+++ MATERIAL FOR THIS TASK

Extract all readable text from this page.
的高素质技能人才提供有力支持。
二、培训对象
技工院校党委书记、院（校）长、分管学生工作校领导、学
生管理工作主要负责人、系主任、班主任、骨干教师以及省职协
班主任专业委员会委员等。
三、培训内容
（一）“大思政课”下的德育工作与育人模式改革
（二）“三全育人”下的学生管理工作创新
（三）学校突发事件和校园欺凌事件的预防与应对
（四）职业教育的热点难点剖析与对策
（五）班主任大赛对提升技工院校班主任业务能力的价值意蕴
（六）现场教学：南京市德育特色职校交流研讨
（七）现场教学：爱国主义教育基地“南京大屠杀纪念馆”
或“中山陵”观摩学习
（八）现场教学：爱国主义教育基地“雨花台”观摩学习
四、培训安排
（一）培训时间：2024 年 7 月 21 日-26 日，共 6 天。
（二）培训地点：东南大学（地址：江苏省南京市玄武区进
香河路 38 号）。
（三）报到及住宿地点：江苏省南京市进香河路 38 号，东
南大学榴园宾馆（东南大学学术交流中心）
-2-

++++++

● DESCRIPTION OF THE TASK
Write out all of the records above exactly as they appear.

● RESPONSE TO THE EXERCISE
Extract all readable text from this page.
的高素质技能人才提供有力支持。
二、培训对象
技工院校党委书记、院（校）长、分管学生工作校领导、学
生管理工作主要负责人、系主任、班主任、骨干教师以及省职协
班主任专业委员会委员等。
三、培训内容
（一）“大思政课”下的德育工作与育人模式改革
（二）“三全育人”下的学生管理工作创新
（三）学校突发事件和校园欺凌事件的预防与应对
（四）职业教育的热点难点剖析与对策
（五）班主任大赛对提升技工院校班主任业务能力的价值意蕴
（六）现场教学：南京市德育特色职校交流研讨
（七）现场教学：爱国主义教育基地“南京大屠杀纪念馆”
或“中山陵”观摩学习
（八）现场教学：爱国主义教育基地“雨花台”观摩学习
四、培训安排
（一）培训时间：2024 年 7 月 21 日-26 日，共 6 天。
（二）培训地点：东南大学（地址：江苏省南京市玄武区进
香河路 38 号）。
（三）报到及住宿地点：江苏省南京市进香河路 38 号，东
南大学榴园宾馆（东南大学学术交流中心）
-2-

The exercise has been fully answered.